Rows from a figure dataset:
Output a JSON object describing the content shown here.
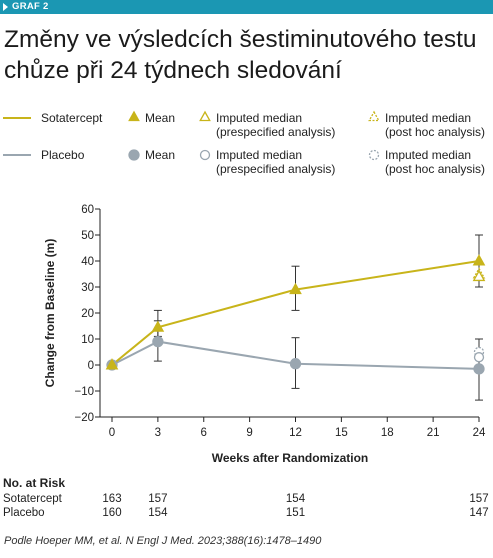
{
  "header": {
    "tag": "GRAF 2",
    "title": "Změny ve výsledcích šestiminutového testu chůze při 24 týdnech sledování"
  },
  "legend": {
    "sotatercept_label": "Sotatercept",
    "placebo_label": "Placebo",
    "mean": "Mean",
    "prespecified_line1": "Imputed median",
    "prespecified_line2": "(prespecified analysis)",
    "posthoc_line1": "Imputed median",
    "posthoc_line2": "(post hoc analysis)"
  },
  "chart_data": {
    "type": "line",
    "xlabel": "Weeks after Randomization",
    "ylabel": "Change from Baseline (m)",
    "xlim": [
      0,
      24
    ],
    "ylim": [
      -20,
      60
    ],
    "x_ticks": [
      0,
      3,
      6,
      9,
      12,
      15,
      18,
      21,
      24
    ],
    "y_ticks": [
      -20,
      -10,
      0,
      10,
      20,
      30,
      40,
      50,
      60
    ],
    "y_tick_labels": [
      "−20",
      "−10",
      "0",
      "10",
      "20",
      "30",
      "40",
      "50",
      "60"
    ],
    "series": [
      {
        "name": "Sotatercept",
        "color": "#c8b41a",
        "marker": "triangle",
        "x": [
          0,
          3,
          12,
          24
        ],
        "y": [
          0,
          14.5,
          29,
          40
        ],
        "err_low": [
          0,
          11,
          21,
          30
        ],
        "err_high": [
          0,
          21,
          38,
          50
        ]
      },
      {
        "name": "Placebo",
        "color": "#9aa6b0",
        "marker": "circle",
        "x": [
          0,
          3,
          12,
          24
        ],
        "y": [
          0,
          9,
          0.5,
          -1.5
        ],
        "err_low": [
          0,
          1.5,
          -9,
          -13.5
        ],
        "err_high": [
          0,
          17,
          10.5,
          10
        ]
      }
    ],
    "imputed_medians": {
      "sotatercept_prespecified": {
        "x": 24,
        "y": 34
      },
      "sotatercept_posthoc": {
        "x": 24,
        "y": 35
      },
      "placebo_prespecified": {
        "x": 24,
        "y": 3
      },
      "placebo_posthoc": {
        "x": 24,
        "y": 5
      }
    }
  },
  "risk_table": {
    "title": "No. at Risk",
    "weeks": [
      0,
      3,
      12,
      24
    ],
    "rows": [
      {
        "label": "Sotatercept",
        "values": [
          "163",
          "157",
          "154",
          "157"
        ]
      },
      {
        "label": "Placebo",
        "values": [
          "160",
          "154",
          "151",
          "147"
        ]
      }
    ]
  },
  "source": "Podle Hoeper MM, et al. N Engl J Med. 2023;388(16):1478–1490"
}
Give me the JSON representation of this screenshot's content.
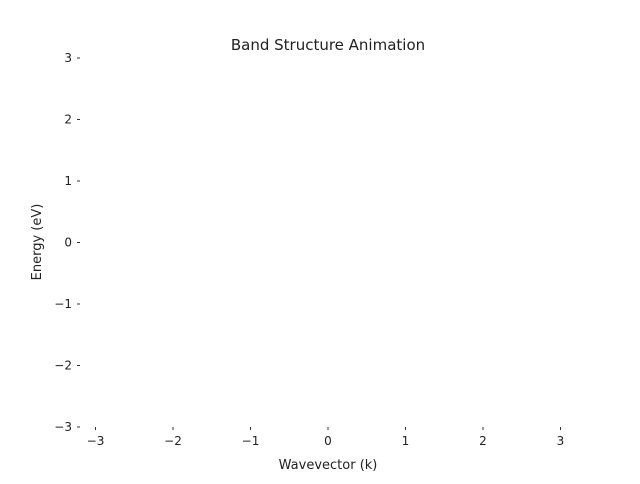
{
  "chart_data": {
    "type": "line",
    "title": "Band Structure Animation",
    "xlabel": "Wavevector (k)",
    "ylabel": "Energy (eV)",
    "xlim": [
      -3.2,
      3.2
    ],
    "ylim": [
      -3,
      3
    ],
    "xticks": [
      -3,
      -2,
      -1,
      0,
      1,
      2,
      3
    ],
    "yticks": [
      -3,
      -2,
      -1,
      0,
      1,
      2,
      3
    ],
    "xtick_labels": [
      "−3",
      "−2",
      "−1",
      "0",
      "1",
      "2",
      "3"
    ],
    "ytick_labels": [
      "−3",
      "−2",
      "−1",
      "0",
      "1",
      "2",
      "3"
    ],
    "grid": false,
    "series": []
  }
}
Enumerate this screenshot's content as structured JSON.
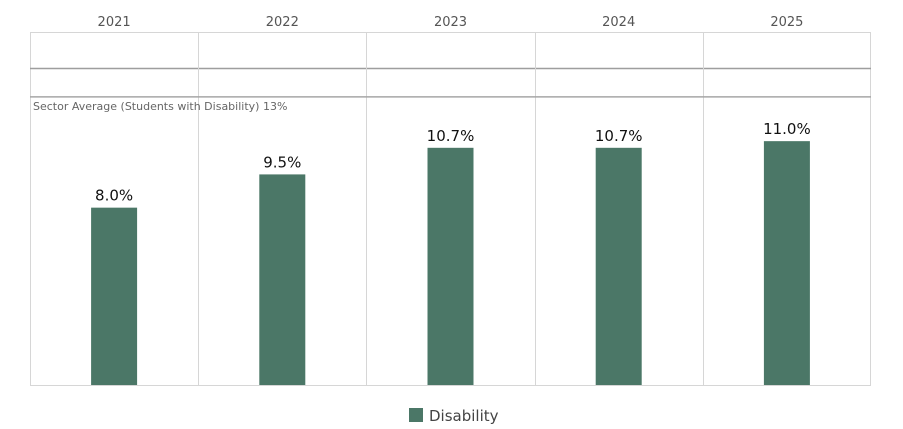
{
  "chart_data": {
    "type": "bar",
    "categories": [
      "2021",
      "2022",
      "2023",
      "2024",
      "2025"
    ],
    "series": [
      {
        "name": "Disability",
        "values": [
          8.0,
          9.5,
          10.7,
          10.7,
          11.0
        ],
        "labels": [
          "8.0%",
          "9.5%",
          "10.7%",
          "10.7%",
          "11.0%"
        ],
        "color": "#4b7767"
      }
    ],
    "reference_line": {
      "label": "Sector Average (Students with Disability) 13%",
      "value": 13,
      "color": "#a6a6a6"
    },
    "ylim": [
      0,
      14.3
    ],
    "legend": {
      "position": "bottom-center",
      "items": [
        {
          "label": "Disability",
          "color": "#4b7767"
        }
      ]
    },
    "grid": {
      "vertical_dividers": true,
      "horizontal": false
    },
    "colors": {
      "bar": "#4b7767",
      "border": "#d6d6d6",
      "reference": "#a6a6a6"
    }
  }
}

> **WHAT TO PRODUCE**: Repeat the records above exactly, omitting every picture.

> **FINISHED ANSWER**:
Output a JSON object describing the content shown here.
{
  "header": {
    "tag": "GRAF 2",
    "title": "Změny ve výsledcích šestiminutového testu chůze při 24 týdnech sledování"
  },
  "legend": {
    "sotatercept_label": "Sotatercept",
    "placebo_label": "Placebo",
    "mean": "Mean",
    "prespecified_line1": "Imputed median",
    "prespecified_line2": "(prespecified analysis)",
    "posthoc_line1": "Imputed median",
    "posthoc_line2": "(post hoc analysis)"
  },
  "chart_data": {
    "type": "line",
    "xlabel": "Weeks after Randomization",
    "ylabel": "Change from Baseline (m)",
    "xlim": [
      0,
      24
    ],
    "ylim": [
      -20,
      60
    ],
    "x_ticks": [
      0,
      3,
      6,
      9,
      12,
      15,
      18,
      21,
      24
    ],
    "y_ticks": [
      -20,
      -10,
      0,
      10,
      20,
      30,
      40,
      50,
      60
    ],
    "y_tick_labels": [
      "−20",
      "−10",
      "0",
      "10",
      "20",
      "30",
      "40",
      "50",
      "60"
    ],
    "series": [
      {
        "name": "Sotatercept",
        "color": "#c8b41a",
        "marker": "triangle",
        "x": [
          0,
          3,
          12,
          24
        ],
        "y": [
          0,
          14.5,
          29,
          40
        ],
        "err_low": [
          0,
          11,
          21,
          30
        ],
        "err_high": [
          0,
          21,
          38,
          50
        ]
      },
      {
        "name": "Placebo",
        "color": "#9aa6b0",
        "marker": "circle",
        "x": [
          0,
          3,
          12,
          24
        ],
        "y": [
          0,
          9,
          0.5,
          -1.5
        ],
        "err_low": [
          0,
          1.5,
          -9,
          -13.5
        ],
        "err_high": [
          0,
          17,
          10.5,
          10
        ]
      }
    ],
    "imputed_medians": {
      "sotatercept_prespecified": {
        "x": 24,
        "y": 34
      },
      "sotatercept_posthoc": {
        "x": 24,
        "y": 35
      },
      "placebo_prespecified": {
        "x": 24,
        "y": 3
      },
      "placebo_posthoc": {
        "x": 24,
        "y": 5
      }
    }
  },
  "risk_table": {
    "title": "No. at Risk",
    "weeks": [
      0,
      3,
      12,
      24
    ],
    "rows": [
      {
        "label": "Sotatercept",
        "values": [
          "163",
          "157",
          "154",
          "157"
        ]
      },
      {
        "label": "Placebo",
        "values": [
          "160",
          "154",
          "151",
          "147"
        ]
      }
    ]
  },
  "source": "Podle Hoeper MM, et al. N Engl J Med. 2023;388(16):1478–1490"
}
Give me the JSON representation of this screenshot's content.
{
  "chart_data": {
    "type": "line",
    "title": "Band Structure Animation",
    "xlabel": "Wavevector (k)",
    "ylabel": "Energy (eV)",
    "xlim": [
      -3.2,
      3.2
    ],
    "ylim": [
      -3,
      3
    ],
    "xticks": [
      -3,
      -2,
      -1,
      0,
      1,
      2,
      3
    ],
    "yticks": [
      -3,
      -2,
      -1,
      0,
      1,
      2,
      3
    ],
    "xtick_labels": [
      "−3",
      "−2",
      "−1",
      "0",
      "1",
      "2",
      "3"
    ],
    "ytick_labels": [
      "−3",
      "−2",
      "−1",
      "0",
      "1",
      "2",
      "3"
    ],
    "grid": false,
    "series": []
  }
}
Enumerate this screenshot's content as structured JSON.
{
  "chart_data": {
    "type": "bar",
    "categories": [
      "2021",
      "2022",
      "2023",
      "2024",
      "2025"
    ],
    "series": [
      {
        "name": "Disability",
        "values": [
          8.0,
          9.5,
          10.7,
          10.7,
          11.0
        ],
        "labels": [
          "8.0%",
          "9.5%",
          "10.7%",
          "10.7%",
          "11.0%"
        ],
        "color": "#4b7767"
      }
    ],
    "reference_line": {
      "label": "Sector Average (Students with Disability) 13%",
      "value": 13,
      "color": "#a6a6a6"
    },
    "ylim": [
      0,
      14.3
    ],
    "legend": {
      "position": "bottom-center",
      "items": [
        {
          "label": "Disability",
          "color": "#4b7767"
        }
      ]
    },
    "grid": {
      "vertical_dividers": true,
      "horizontal": false
    },
    "colors": {
      "bar": "#4b7767",
      "border": "#d6d6d6",
      "reference": "#a6a6a6"
    }
  }
}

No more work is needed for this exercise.